◆ **What you are asked to do**
Locate the string "values" in the records below. Copy every line where it occurs.

◆ **Data rows**
******

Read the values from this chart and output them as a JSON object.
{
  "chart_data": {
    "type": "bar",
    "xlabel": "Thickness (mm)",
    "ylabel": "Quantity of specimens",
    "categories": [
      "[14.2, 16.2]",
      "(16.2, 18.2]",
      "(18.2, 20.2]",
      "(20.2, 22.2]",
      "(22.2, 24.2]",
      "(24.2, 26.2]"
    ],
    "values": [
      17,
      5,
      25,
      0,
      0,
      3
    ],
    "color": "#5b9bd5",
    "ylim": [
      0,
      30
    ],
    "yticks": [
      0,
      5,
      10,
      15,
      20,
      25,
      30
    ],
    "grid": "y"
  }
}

******

◆ **Output for this task**
Read the values from this chart and output them as a JSON object.
    "values": [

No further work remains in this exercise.